Data supplied
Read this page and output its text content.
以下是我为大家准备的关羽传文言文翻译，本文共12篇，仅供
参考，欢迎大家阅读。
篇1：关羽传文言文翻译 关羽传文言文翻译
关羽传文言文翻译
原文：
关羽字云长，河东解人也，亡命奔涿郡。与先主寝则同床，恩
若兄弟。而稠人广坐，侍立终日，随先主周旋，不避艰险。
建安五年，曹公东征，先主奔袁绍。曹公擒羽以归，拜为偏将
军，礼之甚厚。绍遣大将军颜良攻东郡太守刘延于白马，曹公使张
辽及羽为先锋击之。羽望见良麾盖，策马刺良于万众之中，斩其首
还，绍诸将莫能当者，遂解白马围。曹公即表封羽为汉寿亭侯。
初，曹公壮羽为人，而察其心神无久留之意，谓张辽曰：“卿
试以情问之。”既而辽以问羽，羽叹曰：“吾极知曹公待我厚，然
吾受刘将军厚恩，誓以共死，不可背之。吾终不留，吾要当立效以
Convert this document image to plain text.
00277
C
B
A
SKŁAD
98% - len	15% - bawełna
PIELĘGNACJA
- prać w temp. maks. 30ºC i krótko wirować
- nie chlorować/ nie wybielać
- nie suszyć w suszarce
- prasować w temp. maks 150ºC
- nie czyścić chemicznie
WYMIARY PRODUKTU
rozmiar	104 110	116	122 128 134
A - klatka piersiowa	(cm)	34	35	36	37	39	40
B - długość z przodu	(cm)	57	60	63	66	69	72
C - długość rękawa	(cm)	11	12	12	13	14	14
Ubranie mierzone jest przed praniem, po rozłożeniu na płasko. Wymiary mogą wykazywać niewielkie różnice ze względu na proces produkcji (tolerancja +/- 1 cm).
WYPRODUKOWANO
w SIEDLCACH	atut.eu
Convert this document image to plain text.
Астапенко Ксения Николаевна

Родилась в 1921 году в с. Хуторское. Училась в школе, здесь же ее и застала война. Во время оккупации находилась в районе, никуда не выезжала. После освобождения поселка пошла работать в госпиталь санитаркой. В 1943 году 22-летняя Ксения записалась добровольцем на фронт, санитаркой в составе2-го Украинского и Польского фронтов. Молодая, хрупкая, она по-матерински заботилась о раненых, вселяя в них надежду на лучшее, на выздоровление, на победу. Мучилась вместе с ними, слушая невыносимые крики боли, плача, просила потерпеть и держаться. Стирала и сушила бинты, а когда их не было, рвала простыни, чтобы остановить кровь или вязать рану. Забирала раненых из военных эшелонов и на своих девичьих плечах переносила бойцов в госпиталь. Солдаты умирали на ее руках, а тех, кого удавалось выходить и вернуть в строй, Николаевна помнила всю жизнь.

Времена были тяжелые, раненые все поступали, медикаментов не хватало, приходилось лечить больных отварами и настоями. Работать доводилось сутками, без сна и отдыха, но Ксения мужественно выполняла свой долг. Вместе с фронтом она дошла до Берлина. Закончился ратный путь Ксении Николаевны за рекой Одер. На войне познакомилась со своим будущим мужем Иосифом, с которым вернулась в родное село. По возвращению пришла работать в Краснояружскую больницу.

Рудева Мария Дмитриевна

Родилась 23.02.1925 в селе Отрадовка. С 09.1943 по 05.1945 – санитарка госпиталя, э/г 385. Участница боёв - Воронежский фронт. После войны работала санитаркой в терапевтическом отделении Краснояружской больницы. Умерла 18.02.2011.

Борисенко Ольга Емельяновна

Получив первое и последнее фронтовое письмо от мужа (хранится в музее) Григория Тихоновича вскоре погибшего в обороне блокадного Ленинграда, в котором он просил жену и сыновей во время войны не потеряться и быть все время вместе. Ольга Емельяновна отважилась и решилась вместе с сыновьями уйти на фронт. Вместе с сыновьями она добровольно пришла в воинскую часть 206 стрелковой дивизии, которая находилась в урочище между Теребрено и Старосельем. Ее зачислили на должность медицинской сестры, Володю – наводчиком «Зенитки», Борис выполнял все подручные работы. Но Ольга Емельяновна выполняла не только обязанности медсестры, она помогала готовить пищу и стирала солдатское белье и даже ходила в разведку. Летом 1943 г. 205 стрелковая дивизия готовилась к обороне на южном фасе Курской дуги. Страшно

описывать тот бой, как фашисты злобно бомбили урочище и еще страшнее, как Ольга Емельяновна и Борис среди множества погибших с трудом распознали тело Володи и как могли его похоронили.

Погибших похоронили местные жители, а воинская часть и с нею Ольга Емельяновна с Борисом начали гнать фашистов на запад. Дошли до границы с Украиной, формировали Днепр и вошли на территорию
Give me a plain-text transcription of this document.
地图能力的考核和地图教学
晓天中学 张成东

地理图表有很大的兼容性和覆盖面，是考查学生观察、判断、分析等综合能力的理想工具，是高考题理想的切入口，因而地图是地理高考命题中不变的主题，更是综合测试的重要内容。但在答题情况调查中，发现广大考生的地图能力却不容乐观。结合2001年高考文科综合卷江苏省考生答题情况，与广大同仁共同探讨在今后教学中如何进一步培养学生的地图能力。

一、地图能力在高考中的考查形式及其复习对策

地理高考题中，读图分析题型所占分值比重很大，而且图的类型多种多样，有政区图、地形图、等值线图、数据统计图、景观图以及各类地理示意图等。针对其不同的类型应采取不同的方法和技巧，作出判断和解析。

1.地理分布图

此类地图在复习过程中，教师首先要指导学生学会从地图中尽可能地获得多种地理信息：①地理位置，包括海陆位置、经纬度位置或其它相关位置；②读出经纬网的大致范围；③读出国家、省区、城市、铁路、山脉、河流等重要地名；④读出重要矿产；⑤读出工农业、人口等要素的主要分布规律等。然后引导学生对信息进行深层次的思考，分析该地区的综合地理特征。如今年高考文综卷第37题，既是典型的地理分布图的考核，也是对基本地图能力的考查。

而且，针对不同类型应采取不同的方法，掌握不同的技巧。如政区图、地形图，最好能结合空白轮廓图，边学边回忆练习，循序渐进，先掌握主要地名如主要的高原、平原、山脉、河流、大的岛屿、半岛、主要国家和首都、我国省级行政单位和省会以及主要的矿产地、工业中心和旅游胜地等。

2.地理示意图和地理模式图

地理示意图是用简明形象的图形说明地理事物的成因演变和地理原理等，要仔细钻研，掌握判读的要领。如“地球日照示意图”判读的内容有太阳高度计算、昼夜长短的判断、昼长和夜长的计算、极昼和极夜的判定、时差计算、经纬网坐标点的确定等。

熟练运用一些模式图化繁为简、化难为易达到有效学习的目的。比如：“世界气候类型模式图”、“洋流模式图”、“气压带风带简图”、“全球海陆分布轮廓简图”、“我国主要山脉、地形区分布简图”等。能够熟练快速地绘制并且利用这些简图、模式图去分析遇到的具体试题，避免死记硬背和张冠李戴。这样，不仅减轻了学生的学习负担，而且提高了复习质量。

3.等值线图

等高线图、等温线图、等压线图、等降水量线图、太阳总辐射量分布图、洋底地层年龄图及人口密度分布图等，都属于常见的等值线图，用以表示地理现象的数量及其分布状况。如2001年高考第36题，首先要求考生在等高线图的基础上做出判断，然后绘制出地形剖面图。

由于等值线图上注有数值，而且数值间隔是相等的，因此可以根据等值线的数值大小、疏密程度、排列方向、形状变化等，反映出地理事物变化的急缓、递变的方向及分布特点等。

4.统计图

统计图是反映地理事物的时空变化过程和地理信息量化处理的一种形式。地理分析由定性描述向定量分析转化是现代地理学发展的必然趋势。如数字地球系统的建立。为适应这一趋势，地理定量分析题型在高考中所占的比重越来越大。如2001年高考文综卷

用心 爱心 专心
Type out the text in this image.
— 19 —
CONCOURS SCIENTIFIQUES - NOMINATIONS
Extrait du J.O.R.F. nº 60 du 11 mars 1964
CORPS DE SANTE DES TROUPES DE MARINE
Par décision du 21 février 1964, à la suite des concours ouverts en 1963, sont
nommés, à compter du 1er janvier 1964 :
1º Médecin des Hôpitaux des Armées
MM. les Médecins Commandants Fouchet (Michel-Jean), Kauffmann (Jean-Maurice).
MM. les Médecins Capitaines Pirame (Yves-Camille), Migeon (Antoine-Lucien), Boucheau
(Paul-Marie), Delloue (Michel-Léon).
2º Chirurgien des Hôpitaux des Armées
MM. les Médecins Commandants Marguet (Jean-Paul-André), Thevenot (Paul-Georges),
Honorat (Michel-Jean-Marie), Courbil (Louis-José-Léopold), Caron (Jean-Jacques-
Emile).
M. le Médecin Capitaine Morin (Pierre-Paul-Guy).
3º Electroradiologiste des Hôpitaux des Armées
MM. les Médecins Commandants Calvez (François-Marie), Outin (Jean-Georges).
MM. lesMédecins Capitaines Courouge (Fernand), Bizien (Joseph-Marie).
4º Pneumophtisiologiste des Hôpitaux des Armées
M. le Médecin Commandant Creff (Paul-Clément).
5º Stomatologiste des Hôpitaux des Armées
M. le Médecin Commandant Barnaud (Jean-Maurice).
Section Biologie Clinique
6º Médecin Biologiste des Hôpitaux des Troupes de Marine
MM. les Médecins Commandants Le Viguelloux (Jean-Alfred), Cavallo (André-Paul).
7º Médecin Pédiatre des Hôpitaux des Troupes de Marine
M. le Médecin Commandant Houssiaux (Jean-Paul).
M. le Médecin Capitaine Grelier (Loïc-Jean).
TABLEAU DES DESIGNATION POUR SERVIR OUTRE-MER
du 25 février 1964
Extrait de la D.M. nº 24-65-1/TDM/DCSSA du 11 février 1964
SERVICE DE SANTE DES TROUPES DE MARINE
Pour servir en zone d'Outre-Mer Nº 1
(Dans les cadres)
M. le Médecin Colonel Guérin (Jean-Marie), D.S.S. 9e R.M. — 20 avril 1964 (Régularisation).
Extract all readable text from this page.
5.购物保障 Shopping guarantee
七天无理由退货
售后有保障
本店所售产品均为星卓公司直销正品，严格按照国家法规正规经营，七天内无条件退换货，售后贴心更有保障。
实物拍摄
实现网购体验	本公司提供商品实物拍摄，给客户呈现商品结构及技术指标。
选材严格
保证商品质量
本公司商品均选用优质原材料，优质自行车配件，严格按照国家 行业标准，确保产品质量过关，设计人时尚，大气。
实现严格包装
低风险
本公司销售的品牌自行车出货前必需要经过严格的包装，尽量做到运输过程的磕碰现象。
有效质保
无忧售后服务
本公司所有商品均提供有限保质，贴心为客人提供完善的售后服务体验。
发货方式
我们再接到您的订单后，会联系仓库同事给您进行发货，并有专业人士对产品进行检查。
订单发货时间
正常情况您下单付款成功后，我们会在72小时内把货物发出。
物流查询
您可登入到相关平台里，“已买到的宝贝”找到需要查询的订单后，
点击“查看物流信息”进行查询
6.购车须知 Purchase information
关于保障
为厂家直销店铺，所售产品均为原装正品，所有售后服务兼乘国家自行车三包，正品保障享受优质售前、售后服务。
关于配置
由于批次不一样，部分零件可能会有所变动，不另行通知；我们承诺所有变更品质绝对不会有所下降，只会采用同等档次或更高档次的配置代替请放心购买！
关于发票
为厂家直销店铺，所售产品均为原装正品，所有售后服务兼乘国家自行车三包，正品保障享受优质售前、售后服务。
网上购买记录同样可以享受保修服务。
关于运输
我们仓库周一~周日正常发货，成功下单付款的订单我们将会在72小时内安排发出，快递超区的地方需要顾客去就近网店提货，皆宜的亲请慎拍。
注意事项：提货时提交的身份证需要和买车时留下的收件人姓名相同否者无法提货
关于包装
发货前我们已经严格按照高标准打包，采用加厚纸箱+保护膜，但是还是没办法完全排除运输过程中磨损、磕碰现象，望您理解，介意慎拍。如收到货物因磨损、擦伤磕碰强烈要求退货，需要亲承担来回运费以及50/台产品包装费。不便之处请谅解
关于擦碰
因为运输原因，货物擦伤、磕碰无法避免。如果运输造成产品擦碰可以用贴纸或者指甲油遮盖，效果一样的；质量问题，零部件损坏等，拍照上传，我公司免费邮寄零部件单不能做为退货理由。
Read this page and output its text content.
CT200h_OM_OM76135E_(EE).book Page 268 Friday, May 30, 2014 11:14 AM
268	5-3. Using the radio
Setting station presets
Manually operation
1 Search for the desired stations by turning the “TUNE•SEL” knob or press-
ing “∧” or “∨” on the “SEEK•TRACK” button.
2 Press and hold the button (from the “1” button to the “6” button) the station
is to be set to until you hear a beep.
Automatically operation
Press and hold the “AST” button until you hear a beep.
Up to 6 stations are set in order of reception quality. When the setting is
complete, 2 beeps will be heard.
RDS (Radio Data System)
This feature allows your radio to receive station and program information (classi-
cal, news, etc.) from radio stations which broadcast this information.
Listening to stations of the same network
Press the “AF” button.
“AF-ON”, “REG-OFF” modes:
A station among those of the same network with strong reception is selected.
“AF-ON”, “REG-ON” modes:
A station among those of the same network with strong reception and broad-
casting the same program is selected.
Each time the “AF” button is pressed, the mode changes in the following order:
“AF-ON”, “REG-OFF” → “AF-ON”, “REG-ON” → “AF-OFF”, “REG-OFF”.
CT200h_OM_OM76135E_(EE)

Set problem
From the data above, show each line that contains "Commandants".

The response
MM. les Médecins Commandants Fouchet (Michel-Jean), Kauffmann (Jean-Maurice).
MM. les Médecins Commandants Marguet (Jean-Paul-André), Thevenot (Paul-Georges),
MM. les Médecins Commandants Calvez (François-Marie), Outin (Jean-Georges).
MM. les Médecins Commandants Le Viguelloux (Jean-Alfred), Cavallo (André-Paul).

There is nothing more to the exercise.